Written task => Copy out the data below as written; omit any images.

Records =>
┄┄┄┄┄┄┄┄┄┄┄┄┄┄┄┄┄┄┄┄
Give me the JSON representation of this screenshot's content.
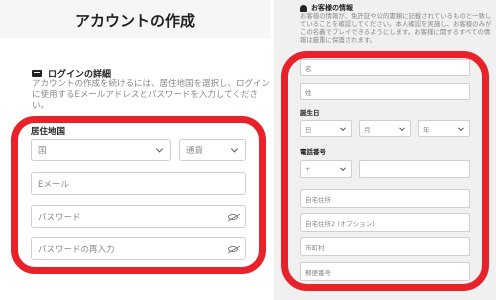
{
  "left": {
    "title": "アカウントの作成",
    "login_heading": "ログインの詳細",
    "login_description": "アカウントの作成を続けるには、居住地国を選択し、ログインに使用するEメールアドレスとパスワードを入力してください。",
    "residence_label": "居住地国",
    "country_placeholder": "国",
    "currency_placeholder": "通貨",
    "email_placeholder": "Eメール",
    "password_placeholder": "パスワード",
    "password_confirm_placeholder": "パスワードの再入力"
  },
  "right": {
    "heading": "お客様の情報",
    "description": "お客様の情報が、免許証や公的書類に記載されているものと一致していることを確認してください。本人確認を実施し、お客様のみがこの名義でプレイできるようにします。お客様に関するすべての情報は厳重に保護されます。",
    "first_name": "名",
    "last_name": "姓",
    "dob_label": "誕生日",
    "day": "日",
    "month": "月",
    "year": "年",
    "phone_label": "電話番号",
    "phone_code": "+",
    "address1": "自宅住所",
    "address2": "自宅住所2 (オプション)",
    "city": "市町村",
    "postal": "郵便番号"
  },
  "colors": {
    "highlight": "#e8222b"
  }
}
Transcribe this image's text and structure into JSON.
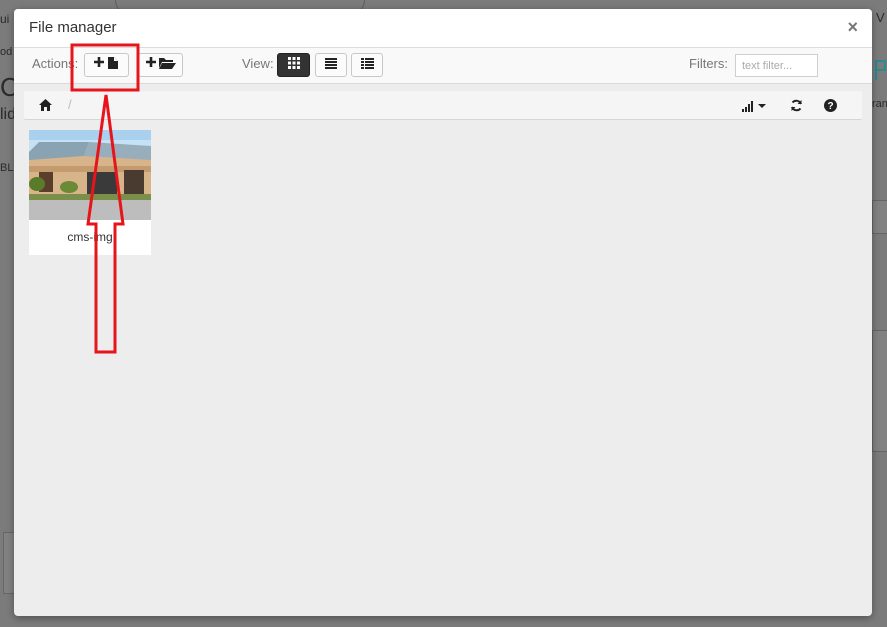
{
  "background": {
    "frag_top_left": "ui",
    "frag_top_right": "V",
    "frag_small": "od",
    "frag_big": "C",
    "frag_mid": "lid",
    "frag_right": "ran",
    "frag_bl": "BL"
  },
  "modal": {
    "title": "File manager",
    "close_label": "×"
  },
  "toolbar": {
    "actions_label": "Actions:",
    "view_label": "View:",
    "filters_label": "Filters:",
    "filter_placeholder": "text filter..."
  },
  "files": [
    {
      "name": "cms-img"
    }
  ],
  "colors": {
    "annotation": "#e8141c",
    "modal_bg": "#ededed"
  }
}
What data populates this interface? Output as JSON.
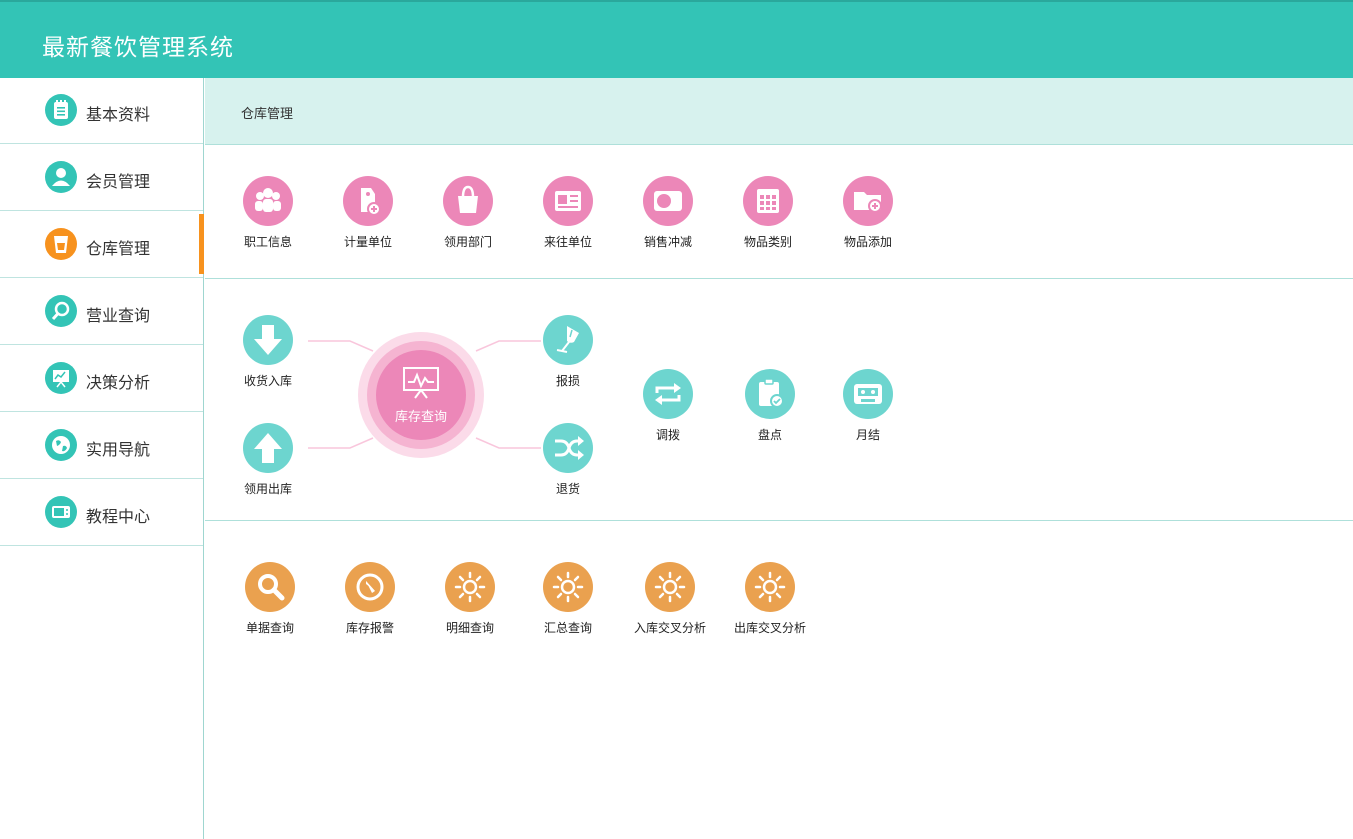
{
  "app": {
    "title": "最新餐饮管理系统"
  },
  "sidebar": {
    "items": [
      {
        "label": "基本资料",
        "icon": "notepad-icon",
        "active": false
      },
      {
        "label": "会员管理",
        "icon": "user-icon",
        "active": false
      },
      {
        "label": "仓库管理",
        "icon": "cup-icon",
        "active": true
      },
      {
        "label": "营业查询",
        "icon": "magnifier-icon",
        "active": false
      },
      {
        "label": "决策分析",
        "icon": "presentation-chart-icon",
        "active": false
      },
      {
        "label": "实用导航",
        "icon": "globe-icon",
        "active": false
      },
      {
        "label": "教程中心",
        "icon": "video-icon",
        "active": false
      }
    ]
  },
  "breadcrumb": "仓库管理",
  "sections": {
    "basic": [
      {
        "label": "职工信息",
        "icon": "staff-group-icon"
      },
      {
        "label": "计量单位",
        "icon": "tag-add-icon"
      },
      {
        "label": "领用部门",
        "icon": "shopping-bag-icon"
      },
      {
        "label": "来往单位",
        "icon": "id-card-icon"
      },
      {
        "label": "销售冲减",
        "icon": "toggle-card-icon"
      },
      {
        "label": "物品类别",
        "icon": "calendar-grid-icon"
      },
      {
        "label": "物品添加",
        "icon": "folder-add-icon"
      }
    ],
    "flow": {
      "hub": {
        "label": "库存查询",
        "icon": "monitor-chart-icon"
      },
      "left": [
        {
          "label": "收货入库",
          "icon": "arrow-down-icon"
        },
        {
          "label": "领用出库",
          "icon": "arrow-up-icon"
        }
      ],
      "right": [
        {
          "label": "报损",
          "icon": "broken-glass-icon"
        },
        {
          "label": "退货",
          "icon": "shuffle-icon"
        }
      ],
      "extra": [
        {
          "label": "调拨",
          "icon": "transfer-arrows-icon"
        },
        {
          "label": "盘点",
          "icon": "clipboard-check-icon"
        },
        {
          "label": "月结",
          "icon": "cassette-icon"
        }
      ]
    },
    "reports": [
      {
        "label": "单据查询",
        "icon": "search-icon"
      },
      {
        "label": "库存报警",
        "icon": "compass-icon"
      },
      {
        "label": "明细查询",
        "icon": "sun-icon"
      },
      {
        "label": "汇总查询",
        "icon": "sun-icon"
      },
      {
        "label": "入库交叉分析",
        "icon": "sun-icon"
      },
      {
        "label": "出库交叉分析",
        "icon": "sun-icon"
      }
    ]
  },
  "colors": {
    "header": "#33c4b6",
    "pink": "#ec87b8",
    "teal": "#6dd5cf",
    "orange": "#eaa14f",
    "active": "#f7921e"
  }
}
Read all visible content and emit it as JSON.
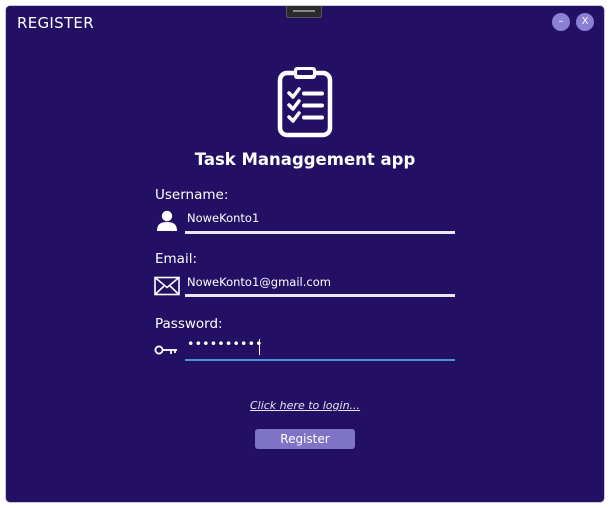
{
  "window": {
    "title": "REGISTER",
    "minimize_label": "–",
    "close_label": "X"
  },
  "app": {
    "title": "Task Managgement app",
    "logo_icon": "clipboard-checklist-icon"
  },
  "form": {
    "username": {
      "label": "Username:",
      "value": "NoweKonto1",
      "icon": "user-icon"
    },
    "email": {
      "label": "Email:",
      "value": "NoweKonto1@gmail.com",
      "icon": "envelope-icon"
    },
    "password": {
      "label": "Password:",
      "value": "••••••••••",
      "icon": "key-icon"
    }
  },
  "actions": {
    "login_link": "Click here to login...",
    "register_label": "Register"
  },
  "colors": {
    "background": "#231065",
    "accent": "#7e73c4",
    "focus_underline": "#4f8fd6"
  }
}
┄┄┄┄┄┄┄┄┄┄┄┄┄┄┄┄┄┄┄┄
Problem solution =>
Give me the JSON representation of this screenshot's content.
{
  "left": {
    "title": "アカウントの作成",
    "login_heading": "ログインの詳細",
    "login_description": "アカウントの作成を続けるには、居住地国を選択し、ログインに使用するEメールアドレスとパスワードを入力してください。",
    "residence_label": "居住地国",
    "country_placeholder": "国",
    "currency_placeholder": "通貨",
    "email_placeholder": "Eメール",
    "password_placeholder": "パスワード",
    "password_confirm_placeholder": "パスワードの再入力"
  },
  "right": {
    "heading": "お客様の情報",
    "description": "お客様の情報が、免許証や公的書類に記載されているものと一致していることを確認してください。本人確認を実施し、お客様のみがこの名義でプレイできるようにします。お客様に関するすべての情報は厳重に保護されます。",
    "first_name": "名",
    "last_name": "姓",
    "dob_label": "誕生日",
    "day": "日",
    "month": "月",
    "year": "年",
    "phone_label": "電話番号",
    "phone_code": "+",
    "address1": "自宅住所",
    "address2": "自宅住所2 (オプション)",
    "city": "市町村",
    "postal": "郵便番号"
  },
  "colors": {
    "highlight": "#e8222b"
  }
}
Transcribe this image's text and structure into JSON.
{
  "background": {
    "frag_top_left": "ui",
    "frag_top_right": "V",
    "frag_small": "od",
    "frag_big": "C",
    "frag_mid": "lid",
    "frag_right": "ran",
    "frag_bl": "BL"
  },
  "modal": {
    "title": "File manager",
    "close_label": "×"
  },
  "toolbar": {
    "actions_label": "Actions:",
    "view_label": "View:",
    "filters_label": "Filters:",
    "filter_placeholder": "text filter..."
  },
  "files": [
    {
      "name": "cms-img"
    }
  ],
  "colors": {
    "annotation": "#e8141c",
    "modal_bg": "#ededed"
  }
}
What data populates this interface? Output as JSON.
{
  "app": {
    "title": "最新餐饮管理系统"
  },
  "sidebar": {
    "items": [
      {
        "label": "基本资料",
        "icon": "notepad-icon",
        "active": false
      },
      {
        "label": "会员管理",
        "icon": "user-icon",
        "active": false
      },
      {
        "label": "仓库管理",
        "icon": "cup-icon",
        "active": true
      },
      {
        "label": "营业查询",
        "icon": "magnifier-icon",
        "active": false
      },
      {
        "label": "决策分析",
        "icon": "presentation-chart-icon",
        "active": false
      },
      {
        "label": "实用导航",
        "icon": "globe-icon",
        "active": false
      },
      {
        "label": "教程中心",
        "icon": "video-icon",
        "active": false
      }
    ]
  },
  "breadcrumb": "仓库管理",
  "sections": {
    "basic": [
      {
        "label": "职工信息",
        "icon": "staff-group-icon"
      },
      {
        "label": "计量单位",
        "icon": "tag-add-icon"
      },
      {
        "label": "领用部门",
        "icon": "shopping-bag-icon"
      },
      {
        "label": "来往单位",
        "icon": "id-card-icon"
      },
      {
        "label": "销售冲减",
        "icon": "toggle-card-icon"
      },
      {
        "label": "物品类别",
        "icon": "calendar-grid-icon"
      },
      {
        "label": "物品添加",
        "icon": "folder-add-icon"
      }
    ],
    "flow": {
      "hub": {
        "label": "库存查询",
        "icon": "monitor-chart-icon"
      },
      "left": [
        {
          "label": "收货入库",
          "icon": "arrow-down-icon"
        },
        {
          "label": "领用出库",
          "icon": "arrow-up-icon"
        }
      ],
      "right": [
        {
          "label": "报损",
          "icon": "broken-glass-icon"
        },
        {
          "label": "退货",
          "icon": "shuffle-icon"
        }
      ],
      "extra": [
        {
          "label": "调拨",
          "icon": "transfer-arrows-icon"
        },
        {
          "label": "盘点",
          "icon": "clipboard-check-icon"
        },
        {
          "label": "月结",
          "icon": "cassette-icon"
        }
      ]
    },
    "reports": [
      {
        "label": "单据查询",
        "icon": "search-icon"
      },
      {
        "label": "库存报警",
        "icon": "compass-icon"
      },
      {
        "label": "明细查询",
        "icon": "sun-icon"
      },
      {
        "label": "汇总查询",
        "icon": "sun-icon"
      },
      {
        "label": "入库交叉分析",
        "icon": "sun-icon"
      },
      {
        "label": "出库交叉分析",
        "icon": "sun-icon"
      }
    ]
  },
  "colors": {
    "header": "#33c4b6",
    "pink": "#ec87b8",
    "teal": "#6dd5cf",
    "orange": "#eaa14f",
    "active": "#f7921e"
  }
}
Read all visible content and emit it as JSON.
{
  "window": {
    "title": "REGISTER",
    "minimize_label": "–",
    "close_label": "X"
  },
  "app": {
    "title": "Task Managgement app",
    "logo_icon": "clipboard-checklist-icon"
  },
  "form": {
    "username": {
      "label": "Username:",
      "value": "NoweKonto1",
      "icon": "user-icon"
    },
    "email": {
      "label": "Email:",
      "value": "NoweKonto1@gmail.com",
      "icon": "envelope-icon"
    },
    "password": {
      "label": "Password:",
      "value": "••••••••••",
      "icon": "key-icon"
    }
  },
  "actions": {
    "login_link": "Click here to login...",
    "register_label": "Register"
  },
  "colors": {
    "background": "#231065",
    "accent": "#7e73c4",
    "focus_underline": "#4f8fd6"
  }
}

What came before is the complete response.